- TASK TO COMPLETE: Select and copy out every line in the records containing "name".

(Lines of data)

┄┄┄┄┄┄┄┄┄┄

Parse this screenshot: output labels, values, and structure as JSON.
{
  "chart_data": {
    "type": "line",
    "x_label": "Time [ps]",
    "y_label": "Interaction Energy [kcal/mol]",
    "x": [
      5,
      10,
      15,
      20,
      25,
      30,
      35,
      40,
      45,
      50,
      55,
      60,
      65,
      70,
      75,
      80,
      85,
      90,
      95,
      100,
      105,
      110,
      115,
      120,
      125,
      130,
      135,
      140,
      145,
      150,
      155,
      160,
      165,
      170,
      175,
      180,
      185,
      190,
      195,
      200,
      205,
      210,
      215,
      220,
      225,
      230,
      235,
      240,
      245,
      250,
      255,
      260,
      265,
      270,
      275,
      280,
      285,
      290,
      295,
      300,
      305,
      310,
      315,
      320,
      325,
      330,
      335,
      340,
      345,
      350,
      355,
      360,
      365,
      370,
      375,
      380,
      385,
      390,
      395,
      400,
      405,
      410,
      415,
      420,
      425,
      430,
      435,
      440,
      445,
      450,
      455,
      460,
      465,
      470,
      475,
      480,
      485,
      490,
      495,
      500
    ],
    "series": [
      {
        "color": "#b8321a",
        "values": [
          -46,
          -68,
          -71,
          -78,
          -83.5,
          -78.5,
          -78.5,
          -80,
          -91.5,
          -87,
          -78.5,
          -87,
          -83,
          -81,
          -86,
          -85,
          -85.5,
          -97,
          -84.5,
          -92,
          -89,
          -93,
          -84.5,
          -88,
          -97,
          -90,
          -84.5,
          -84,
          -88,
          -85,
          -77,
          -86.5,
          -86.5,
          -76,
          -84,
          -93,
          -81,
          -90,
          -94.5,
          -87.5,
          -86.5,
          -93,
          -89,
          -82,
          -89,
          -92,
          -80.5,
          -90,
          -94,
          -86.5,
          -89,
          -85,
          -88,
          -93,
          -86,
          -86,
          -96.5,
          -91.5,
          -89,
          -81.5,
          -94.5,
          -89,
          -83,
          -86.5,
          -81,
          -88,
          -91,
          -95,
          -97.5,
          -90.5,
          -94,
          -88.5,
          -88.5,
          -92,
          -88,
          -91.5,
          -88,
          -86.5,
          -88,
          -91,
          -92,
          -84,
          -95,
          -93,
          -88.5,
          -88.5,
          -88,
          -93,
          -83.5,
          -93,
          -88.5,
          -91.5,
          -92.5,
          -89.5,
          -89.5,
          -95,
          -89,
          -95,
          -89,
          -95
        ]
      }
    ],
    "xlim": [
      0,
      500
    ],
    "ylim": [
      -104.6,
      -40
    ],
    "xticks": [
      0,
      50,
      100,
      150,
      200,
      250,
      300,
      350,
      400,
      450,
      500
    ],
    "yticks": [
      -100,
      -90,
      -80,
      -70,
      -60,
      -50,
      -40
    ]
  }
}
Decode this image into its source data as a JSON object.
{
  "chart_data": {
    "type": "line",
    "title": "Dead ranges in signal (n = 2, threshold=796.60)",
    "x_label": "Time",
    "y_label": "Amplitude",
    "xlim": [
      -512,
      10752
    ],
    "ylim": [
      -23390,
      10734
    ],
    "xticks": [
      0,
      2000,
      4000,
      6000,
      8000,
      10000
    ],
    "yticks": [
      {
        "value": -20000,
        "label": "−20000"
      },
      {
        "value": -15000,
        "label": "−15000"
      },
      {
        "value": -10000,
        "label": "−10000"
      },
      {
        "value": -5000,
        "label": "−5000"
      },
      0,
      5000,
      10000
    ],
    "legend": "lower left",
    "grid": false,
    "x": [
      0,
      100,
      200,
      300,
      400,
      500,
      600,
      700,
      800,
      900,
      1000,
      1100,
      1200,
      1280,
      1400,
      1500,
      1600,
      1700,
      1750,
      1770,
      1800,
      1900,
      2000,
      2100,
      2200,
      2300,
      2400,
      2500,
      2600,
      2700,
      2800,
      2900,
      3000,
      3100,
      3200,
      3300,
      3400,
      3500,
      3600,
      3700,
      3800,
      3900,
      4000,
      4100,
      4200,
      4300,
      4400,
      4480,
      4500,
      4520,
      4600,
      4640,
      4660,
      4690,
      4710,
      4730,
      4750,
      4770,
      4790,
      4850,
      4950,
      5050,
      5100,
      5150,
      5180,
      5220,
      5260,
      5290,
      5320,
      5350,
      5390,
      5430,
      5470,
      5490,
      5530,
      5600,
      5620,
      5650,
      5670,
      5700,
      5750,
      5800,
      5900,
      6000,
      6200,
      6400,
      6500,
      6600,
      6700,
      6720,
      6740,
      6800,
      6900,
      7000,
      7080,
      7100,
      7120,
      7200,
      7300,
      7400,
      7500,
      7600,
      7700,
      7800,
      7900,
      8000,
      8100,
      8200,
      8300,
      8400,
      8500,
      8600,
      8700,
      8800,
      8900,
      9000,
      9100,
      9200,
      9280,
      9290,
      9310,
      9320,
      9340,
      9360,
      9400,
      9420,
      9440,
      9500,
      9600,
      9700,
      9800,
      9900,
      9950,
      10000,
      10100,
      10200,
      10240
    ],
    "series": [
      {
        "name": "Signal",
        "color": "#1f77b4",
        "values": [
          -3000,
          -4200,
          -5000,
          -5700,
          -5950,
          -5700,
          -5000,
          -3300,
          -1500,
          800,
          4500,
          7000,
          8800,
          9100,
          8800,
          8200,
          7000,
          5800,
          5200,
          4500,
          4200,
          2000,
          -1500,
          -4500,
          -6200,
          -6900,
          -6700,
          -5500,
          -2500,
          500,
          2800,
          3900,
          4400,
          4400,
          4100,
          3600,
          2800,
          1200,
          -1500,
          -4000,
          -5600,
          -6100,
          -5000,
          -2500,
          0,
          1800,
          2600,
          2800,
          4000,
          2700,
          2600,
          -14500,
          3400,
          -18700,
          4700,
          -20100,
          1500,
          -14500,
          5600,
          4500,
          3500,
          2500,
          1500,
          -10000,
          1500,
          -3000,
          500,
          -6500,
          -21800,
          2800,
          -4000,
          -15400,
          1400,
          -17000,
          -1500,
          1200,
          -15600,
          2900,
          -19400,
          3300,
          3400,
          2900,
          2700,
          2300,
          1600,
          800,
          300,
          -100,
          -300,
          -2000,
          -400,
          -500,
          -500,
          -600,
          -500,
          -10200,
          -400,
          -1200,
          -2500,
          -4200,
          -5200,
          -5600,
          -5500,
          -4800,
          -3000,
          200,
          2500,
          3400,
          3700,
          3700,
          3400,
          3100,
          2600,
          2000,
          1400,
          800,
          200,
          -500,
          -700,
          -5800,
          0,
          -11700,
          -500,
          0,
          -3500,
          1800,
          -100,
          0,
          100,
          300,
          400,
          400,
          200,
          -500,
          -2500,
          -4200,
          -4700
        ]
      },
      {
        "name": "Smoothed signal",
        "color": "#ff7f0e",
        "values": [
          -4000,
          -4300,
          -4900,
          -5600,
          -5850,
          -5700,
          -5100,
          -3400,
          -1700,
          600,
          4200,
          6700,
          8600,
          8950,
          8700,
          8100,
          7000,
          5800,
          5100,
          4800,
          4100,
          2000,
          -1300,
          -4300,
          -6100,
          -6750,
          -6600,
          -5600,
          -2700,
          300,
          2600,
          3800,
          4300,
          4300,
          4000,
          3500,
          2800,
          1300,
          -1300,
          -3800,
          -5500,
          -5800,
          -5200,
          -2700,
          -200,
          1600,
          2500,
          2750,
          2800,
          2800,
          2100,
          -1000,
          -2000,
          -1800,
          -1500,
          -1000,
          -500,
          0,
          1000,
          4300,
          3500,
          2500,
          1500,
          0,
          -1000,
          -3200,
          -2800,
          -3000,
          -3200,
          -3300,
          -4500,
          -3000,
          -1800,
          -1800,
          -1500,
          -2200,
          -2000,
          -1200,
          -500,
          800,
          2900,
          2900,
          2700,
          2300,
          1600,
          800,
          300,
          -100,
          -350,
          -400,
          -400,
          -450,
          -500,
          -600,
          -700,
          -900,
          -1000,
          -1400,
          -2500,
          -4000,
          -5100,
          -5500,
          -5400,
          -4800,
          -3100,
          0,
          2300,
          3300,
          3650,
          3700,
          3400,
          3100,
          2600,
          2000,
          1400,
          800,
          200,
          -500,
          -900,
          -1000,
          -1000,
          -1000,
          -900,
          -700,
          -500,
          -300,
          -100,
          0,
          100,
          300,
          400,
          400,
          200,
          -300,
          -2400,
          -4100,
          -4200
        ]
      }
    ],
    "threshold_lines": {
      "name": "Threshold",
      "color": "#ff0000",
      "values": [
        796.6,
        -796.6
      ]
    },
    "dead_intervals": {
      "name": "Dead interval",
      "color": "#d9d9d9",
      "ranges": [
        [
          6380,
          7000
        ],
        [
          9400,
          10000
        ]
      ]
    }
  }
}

┄┄┄┄┄┄┄┄┄┄

- TASK SOLUTION:
        "name": "Signal",
        "name": "Smoothed signal",
      "name": "Threshold",
      "name": "Dead interval",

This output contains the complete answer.